#### Data provided:
☆ ☆ ☆

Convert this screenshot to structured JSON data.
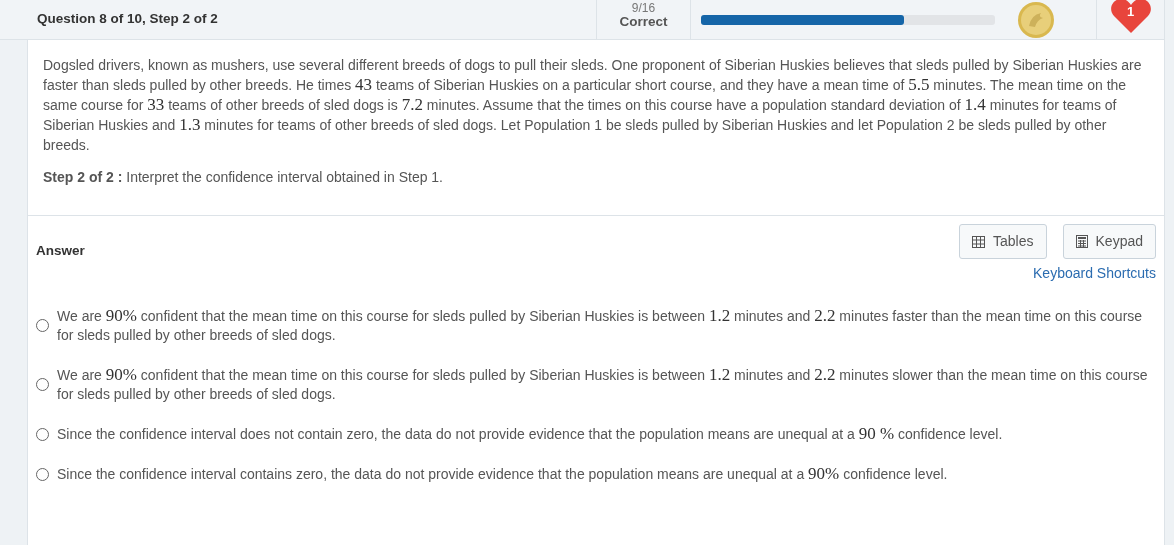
{
  "header": {
    "title": "Question 8 of 10, Step 2 of 2",
    "score": "9/16",
    "result": "Correct",
    "progress": {
      "level": 0.69
    },
    "lives": "1"
  },
  "problem": {
    "parts": [
      {
        "kind": "text",
        "text": "Dogsled drivers, known as mushers, use several different breeds of dogs to pull their sleds. One proponent of Siberian Huskies believes that sleds pulled by Siberian Huskies are faster than sleds pulled by other breeds. He times "
      },
      {
        "kind": "math",
        "text": "43"
      },
      {
        "kind": "text",
        "text": " teams of Siberian Huskies on a particular short course, and they have a mean time of "
      },
      {
        "kind": "math",
        "text": "5.5"
      },
      {
        "kind": "text",
        "text": " minutes. The mean time on the same course for "
      },
      {
        "kind": "math",
        "text": "33"
      },
      {
        "kind": "text",
        "text": " teams of other breeds of sled dogs is "
      },
      {
        "kind": "math",
        "text": "7.2"
      },
      {
        "kind": "text",
        "text": " minutes. Assume that the times on this course have a population standard deviation of "
      },
      {
        "kind": "math",
        "text": "1.4"
      },
      {
        "kind": "text",
        "text": " minutes for teams of Siberian Huskies and "
      },
      {
        "kind": "math",
        "text": "1.3"
      },
      {
        "kind": "text",
        "text": " minutes for teams of other breeds of sled dogs. Let Population 1 be sleds pulled by Siberian Huskies and let Population 2 be sleds pulled by other breeds."
      }
    ],
    "step_label": "Step 2 of 2 :",
    "step_text": "Interpret the confidence interval obtained in Step 1."
  },
  "answer": {
    "label": "Answer",
    "buttons": [
      {
        "kind": "table",
        "label": "Tables"
      },
      {
        "kind": "keypad",
        "label": "Keypad"
      }
    ],
    "shortcuts_link": "Keyboard Shortcuts",
    "options": [
      {
        "selected": false,
        "parts": [
          {
            "kind": "text",
            "text": "We are "
          },
          {
            "kind": "math",
            "text": "90%"
          },
          {
            "kind": "text",
            "text": " confident that the mean time on this course for sleds pulled by Siberian Huskies is between "
          },
          {
            "kind": "math",
            "text": "1.2"
          },
          {
            "kind": "text",
            "text": " minutes and "
          },
          {
            "kind": "math",
            "text": "2.2"
          },
          {
            "kind": "text",
            "text": " minutes faster than the mean time on this course for sleds pulled by other breeds of sled dogs."
          }
        ]
      },
      {
        "selected": false,
        "parts": [
          {
            "kind": "text",
            "text": "We are "
          },
          {
            "kind": "math",
            "text": "90%"
          },
          {
            "kind": "text",
            "text": " confident that the mean time on this course for sleds pulled by Siberian Huskies is between "
          },
          {
            "kind": "math",
            "text": "1.2"
          },
          {
            "kind": "text",
            "text": " minutes and "
          },
          {
            "kind": "math",
            "text": "2.2"
          },
          {
            "kind": "text",
            "text": " minutes slower than the mean time on this course for sleds pulled by other breeds of sled dogs."
          }
        ]
      },
      {
        "selected": false,
        "parts": [
          {
            "kind": "text",
            "text": "Since the confidence interval does not contain zero, the data do not provide evidence that the population means are unequal at a "
          },
          {
            "kind": "math",
            "text": "90 %"
          },
          {
            "kind": "text",
            "text": " confidence level."
          }
        ]
      },
      {
        "selected": false,
        "parts": [
          {
            "kind": "text",
            "text": "Since the confidence interval contains zero, the data do not provide evidence that the population means are unequal at a "
          },
          {
            "kind": "math",
            "text": "90%"
          },
          {
            "kind": "text",
            "text": " confidence level."
          }
        ]
      }
    ]
  }
}
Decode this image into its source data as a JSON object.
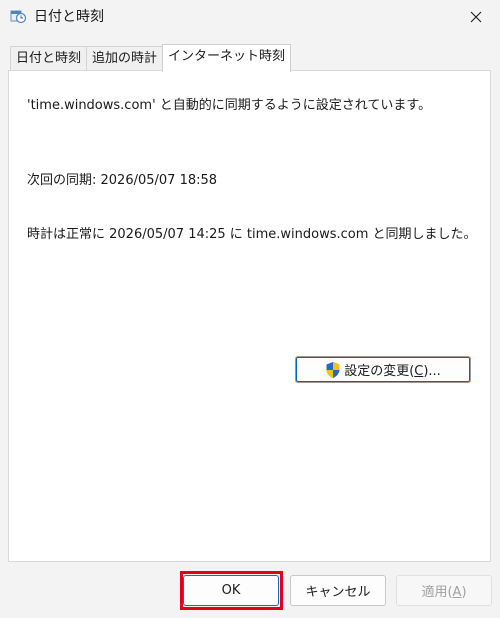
{
  "window": {
    "title": "日付と時刻"
  },
  "tabs": [
    {
      "label": "日付と時刻",
      "active": false
    },
    {
      "label": "追加の時計",
      "active": false
    },
    {
      "label": "インターネット時刻",
      "active": true
    }
  ],
  "panel": {
    "sync_message": "'time.windows.com' と自動的に同期するように設定されています。",
    "next_sync": "次回の同期: 2026/05/07 18:58",
    "last_sync": "時計は正常に 2026/05/07 14:25 に time.windows.com と同期しました。",
    "change_settings": {
      "label_before": "設定の変更(",
      "accel": "C",
      "label_after": ")..."
    }
  },
  "buttons": {
    "ok": "OK",
    "cancel": "キャンセル",
    "apply": {
      "label_before": "適用(",
      "accel": "A",
      "label_after": ")",
      "enabled": false
    }
  },
  "colors": {
    "accent": "#0067c0",
    "highlight": "#e3001b",
    "disabled_text": "#a0a0a0"
  }
}
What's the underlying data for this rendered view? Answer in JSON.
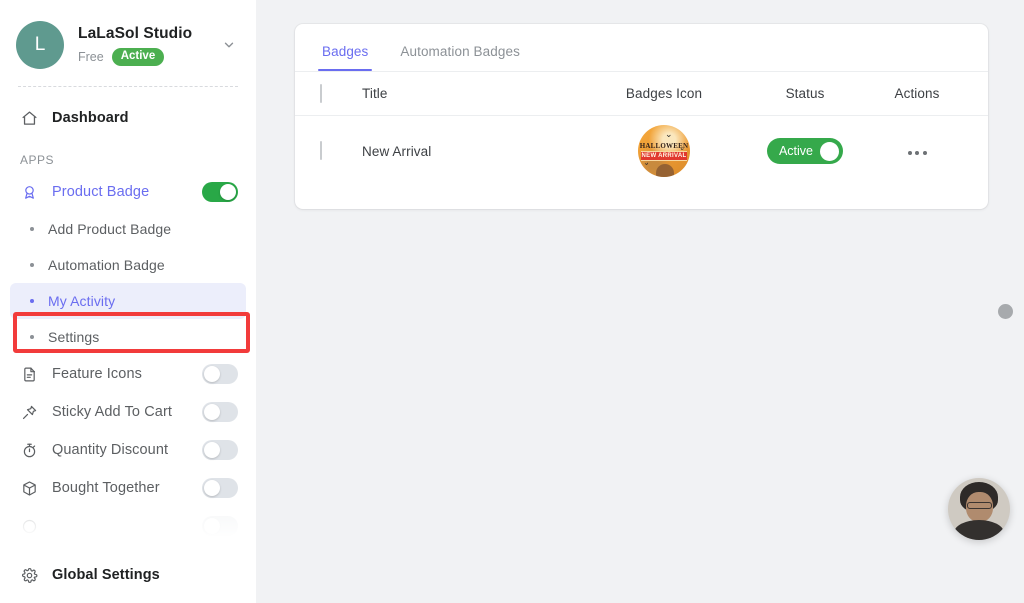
{
  "sidebar": {
    "store": {
      "avatar_letter": "L",
      "name": "LaLaSol Studio",
      "plan": "Free",
      "status_badge": "Active",
      "chevron_icon": "chevron-down-icon"
    },
    "dashboard": {
      "label": "Dashboard",
      "icon": "home-icon"
    },
    "section_label": "APPS",
    "apps": [
      {
        "label": "Product Badge",
        "icon": "badge-icon",
        "toggle": "on",
        "active": true
      },
      {
        "label": "Feature Icons",
        "icon": "document-icon",
        "toggle": "off",
        "active": false
      },
      {
        "label": "Sticky Add To Cart",
        "icon": "pin-icon",
        "toggle": "off",
        "active": false
      },
      {
        "label": "Quantity Discount",
        "icon": "timer-icon",
        "toggle": "off",
        "active": false
      },
      {
        "label": "Bought Together",
        "icon": "box-icon",
        "toggle": "off",
        "active": false
      }
    ],
    "sub_items": [
      {
        "label": "Add Product Badge",
        "selected": false
      },
      {
        "label": "Automation Badge",
        "selected": false
      },
      {
        "label": "My Activity",
        "selected": true
      },
      {
        "label": "Settings",
        "selected": false
      }
    ],
    "footer": {
      "label": "Global Settings",
      "icon": "gear-icon"
    }
  },
  "main": {
    "tabs": [
      {
        "label": "Badges",
        "active": true
      },
      {
        "label": "Automation Badges",
        "active": false
      }
    ],
    "table": {
      "columns": [
        "Title",
        "Badges Icon",
        "Status",
        "Actions"
      ],
      "rows": [
        {
          "title": "New Arrival",
          "badge_icon": {
            "name": "halloween-new-arrival-badge",
            "headline": "HALLOWEEN",
            "ribbon": "NEW ARRIVAL"
          },
          "status": "Active",
          "actions_icon": "kebab-menu-icon"
        }
      ]
    }
  },
  "widgets": {
    "scroll_handle": "scroll-handle",
    "chat_avatar": "support-chat-avatar"
  },
  "annotation": {
    "target": "My Activity",
    "color": "#f23b3b"
  },
  "colors": {
    "accent": "#6a6df0",
    "success": "#35a94b",
    "toggle_on": "#29a847",
    "page_bg": "#f1f2f4",
    "highlight_bg": "#eceefb"
  }
}
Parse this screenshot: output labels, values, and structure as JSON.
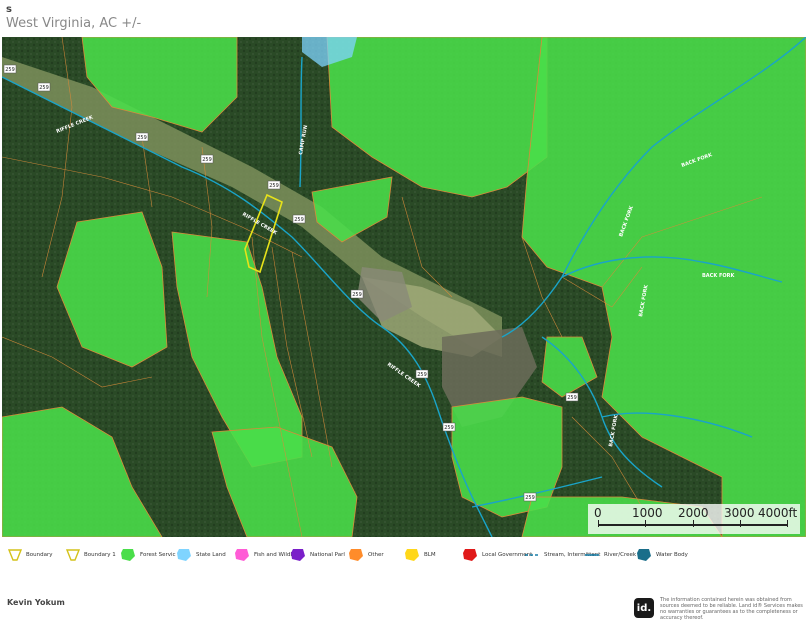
{
  "header": {
    "title": "s",
    "subtitle": "West Virginia,  AC +/-"
  },
  "map": {
    "road_labels": [
      "259",
      "259",
      "259",
      "259",
      "259",
      "259",
      "259",
      "259",
      "259",
      "259",
      "259"
    ],
    "stream_labels": [
      "RIFFLE CREEK",
      "RIFFLE CREEK",
      "RIFFLE CREEK",
      "BACK FORK",
      "BACK FORK",
      "BACK FORK",
      "BACK FORK",
      "BACK FORK",
      "CAMP RUN"
    ],
    "colors": {
      "forest_service": "#4ade4a",
      "imagery_dark": "#1f3d1f",
      "imagery_mid": "#355a2c",
      "clearing": "#8f9e6a",
      "stream": "#1aa4c8",
      "parcel_line": "#d88a3a",
      "boundary": "#e6e21a",
      "state_land": "#7fd4ff"
    }
  },
  "scale": {
    "labels": [
      "0",
      "1000",
      "2000",
      "3000",
      "4000ft"
    ]
  },
  "legend": [
    {
      "label": "Boundary",
      "icon": "boundary-outline-icon",
      "color": "#d4c21a"
    },
    {
      "label": "Boundary 1",
      "icon": "boundary-outline-icon",
      "color": "#d4c21a"
    },
    {
      "label": "Forest Servic",
      "icon": "polygon-icon",
      "color": "#4ade4a"
    },
    {
      "label": "State Land",
      "icon": "polygon-icon",
      "color": "#7fd4ff"
    },
    {
      "label": "Fish and Wildlife",
      "icon": "polygon-icon",
      "color": "#ff5cd6"
    },
    {
      "label": "National Parl",
      "icon": "polygon-icon",
      "color": "#7a1fc9"
    },
    {
      "label": "Other",
      "icon": "polygon-icon",
      "color": "#ff8c2a"
    },
    {
      "label": "BLM",
      "icon": "polygon-icon",
      "color": "#ffd71a"
    },
    {
      "label": "Local Government",
      "icon": "polygon-icon",
      "color": "#e01a1a"
    },
    {
      "label": "Stream, Intermittent",
      "icon": "dashed-line-icon",
      "color": "#1a7fa8"
    },
    {
      "label": "River/Creek",
      "icon": "line-icon",
      "color": "#1a7fa8"
    },
    {
      "label": "Water Body",
      "icon": "polygon-icon",
      "color": "#1a6e8a"
    }
  ],
  "footer": {
    "name": "Kevin Yokum",
    "logo_text": "id.",
    "disclaimer": "The information contained herein was obtained from sources deemed to be reliable. Land id® Services makes no warranties or guarantees as to the completeness or accuracy thereof."
  }
}
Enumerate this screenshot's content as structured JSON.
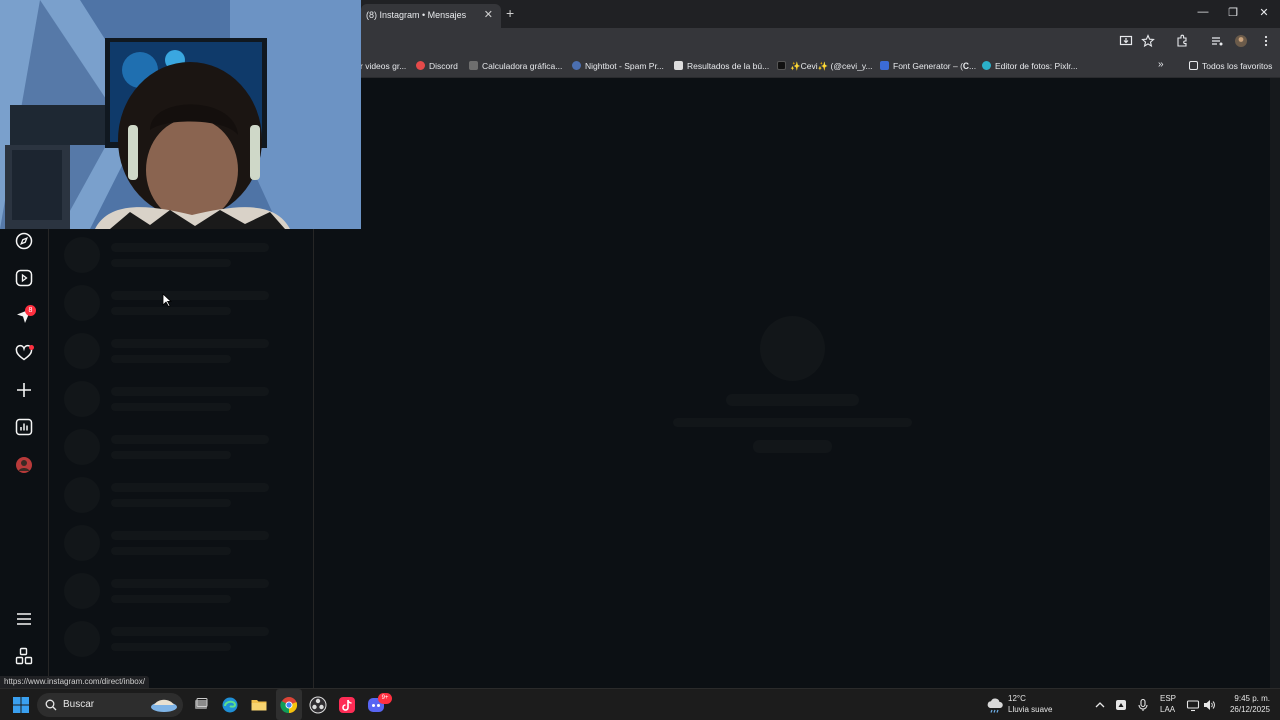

☆ ☆ ☆

#### Task directions:
Exactly how many lines in the data above contain the word "Since"? Respond with the number and nothing more.

#### Expected output:
2